■ Task to carry out: Extract all lines containing "label".

■ Supplied data:
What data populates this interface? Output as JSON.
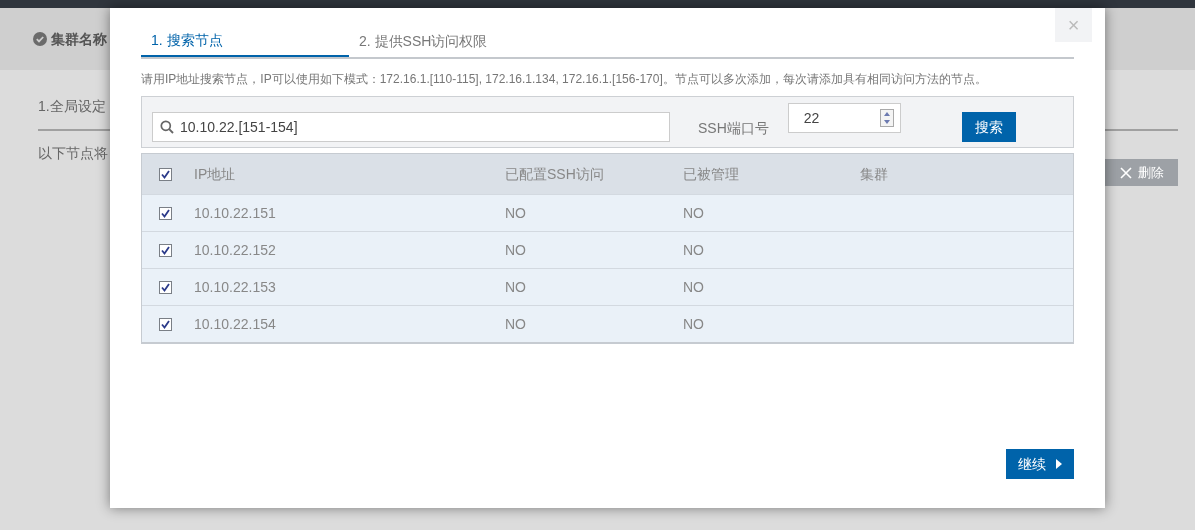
{
  "background": {
    "header_title": "集群名称",
    "section_title": "1.全局设定",
    "note": "以下节点将",
    "delete_button": "删除"
  },
  "dialog": {
    "close": "×",
    "tabs": [
      {
        "label": "1. 搜索节点",
        "selected": true
      },
      {
        "label": "2. 提供SSH访问权限",
        "selected": false
      }
    ],
    "hint": "请用IP地址搜索节点，IP可以使用如下模式：172.16.1.[110-115], 172.16.1.134, 172.16.1.[156-170]。节点可以多次添加，每次请添加具有相同访问方法的节点。",
    "search": {
      "value": "10.10.22.[151-154]"
    },
    "port": {
      "label": "SSH端口号",
      "value": "22"
    },
    "search_button": "搜索",
    "table": {
      "select_all": true,
      "columns": [
        "IP地址",
        "已配置SSH访问",
        "已被管理",
        "集群"
      ],
      "rows": [
        {
          "checked": true,
          "ip": "10.10.22.151",
          "ssh": "NO",
          "managed": "NO"
        },
        {
          "checked": true,
          "ip": "10.10.22.152",
          "ssh": "NO",
          "managed": "NO"
        },
        {
          "checked": true,
          "ip": "10.10.22.153",
          "ssh": "NO",
          "managed": "NO"
        },
        {
          "checked": true,
          "ip": "10.10.22.154",
          "ssh": "NO",
          "managed": "NO"
        }
      ]
    },
    "continue_button": "继续"
  }
}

■ Solution for this task:
        "label": "1. 搜索节点",
        "label": "2. 提供SSH访问权限",
      "label": "SSH端口号",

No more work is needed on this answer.